▸ Extracted data entries
+++
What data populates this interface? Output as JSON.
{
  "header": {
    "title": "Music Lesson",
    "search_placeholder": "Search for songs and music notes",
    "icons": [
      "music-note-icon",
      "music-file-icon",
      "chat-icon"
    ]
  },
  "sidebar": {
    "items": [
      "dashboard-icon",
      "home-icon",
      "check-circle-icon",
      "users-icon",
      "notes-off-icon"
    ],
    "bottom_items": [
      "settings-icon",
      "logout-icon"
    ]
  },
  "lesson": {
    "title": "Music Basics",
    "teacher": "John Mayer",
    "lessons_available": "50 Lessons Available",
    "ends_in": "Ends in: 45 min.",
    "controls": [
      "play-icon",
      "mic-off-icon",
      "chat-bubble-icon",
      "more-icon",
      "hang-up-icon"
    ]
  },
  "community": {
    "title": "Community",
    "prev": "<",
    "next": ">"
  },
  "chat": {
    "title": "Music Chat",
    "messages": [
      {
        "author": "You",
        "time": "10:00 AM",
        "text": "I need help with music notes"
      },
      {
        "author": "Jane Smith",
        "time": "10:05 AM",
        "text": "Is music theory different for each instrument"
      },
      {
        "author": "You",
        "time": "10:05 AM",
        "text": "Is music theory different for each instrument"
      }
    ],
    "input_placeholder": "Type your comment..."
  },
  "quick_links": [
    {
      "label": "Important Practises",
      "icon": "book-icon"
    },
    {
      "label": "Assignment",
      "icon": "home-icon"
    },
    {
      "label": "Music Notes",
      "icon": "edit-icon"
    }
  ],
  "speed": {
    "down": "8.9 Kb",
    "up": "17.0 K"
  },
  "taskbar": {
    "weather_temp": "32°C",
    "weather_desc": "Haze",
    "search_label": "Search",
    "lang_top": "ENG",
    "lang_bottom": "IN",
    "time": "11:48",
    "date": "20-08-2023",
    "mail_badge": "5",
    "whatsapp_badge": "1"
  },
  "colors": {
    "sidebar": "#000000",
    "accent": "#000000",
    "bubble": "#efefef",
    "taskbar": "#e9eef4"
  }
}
+++
Output all records verbatim.

What data populates this interface? Output as JSON.
{
  "header": {
    "title": "Music Lesson",
    "search_placeholder": "Search for songs and music notes",
    "icons": [
      "music-note-icon",
      "music-file-icon",
      "chat-icon"
    ]
  },
  "sidebar": {
    "items": [
      "dashboard-icon",
      "home-icon",
      "check-circle-icon",
      "users-icon",
      "notes-off-icon"
    ],
    "bottom_items": [
      "settings-icon",
      "logout-icon"
    ]
  },
  "lesson": {
    "title": "Music Basics",
    "teacher": "John Mayer",
    "lessons_available": "50 Lessons Available",
    "ends_in": "Ends in: 45 min.",
    "controls": [
      "play-icon",
      "mic-off-icon",
      "chat-bubble-icon",
      "more-icon",
      "hang-up-icon"
    ]
  },
  "community": {
    "title": "Community",
    "prev": "<",
    "next": ">"
  },
  "chat": {
    "title": "Music Chat",
    "messages": [
      {
        "author": "You",
        "time": "10:00 AM",
        "text": "I need help with music notes"
      },
      {
        "author": "Jane Smith",
        "time": "10:05 AM",
        "text": "Is music theory different for each instrument"
      },
      {
        "author": "You",
        "time": "10:05 AM",
        "text": "Is music theory different for each instrument"
      }
    ],
    "input_placeholder": "Type your comment..."
  },
  "quick_links": [
    {
      "label": "Important Practises",
      "icon": "book-icon"
    },
    {
      "label": "Assignment",
      "icon": "home-icon"
    },
    {
      "label": "Music Notes",
      "icon": "edit-icon"
    }
  ],
  "speed": {
    "down": "8.9 Kb",
    "up": "17.0 K"
  },
  "taskbar": {
    "weather_temp": "32°C",
    "weather_desc": "Haze",
    "search_label": "Search",
    "lang_top": "ENG",
    "lang_bottom": "IN",
    "time": "11:48",
    "date": "20-08-2023",
    "mail_badge": "5",
    "whatsapp_badge": "1"
  },
  "colors": {
    "sidebar": "#000000",
    "accent": "#000000",
    "bubble": "#efefef",
    "taskbar": "#e9eef4"
  }
}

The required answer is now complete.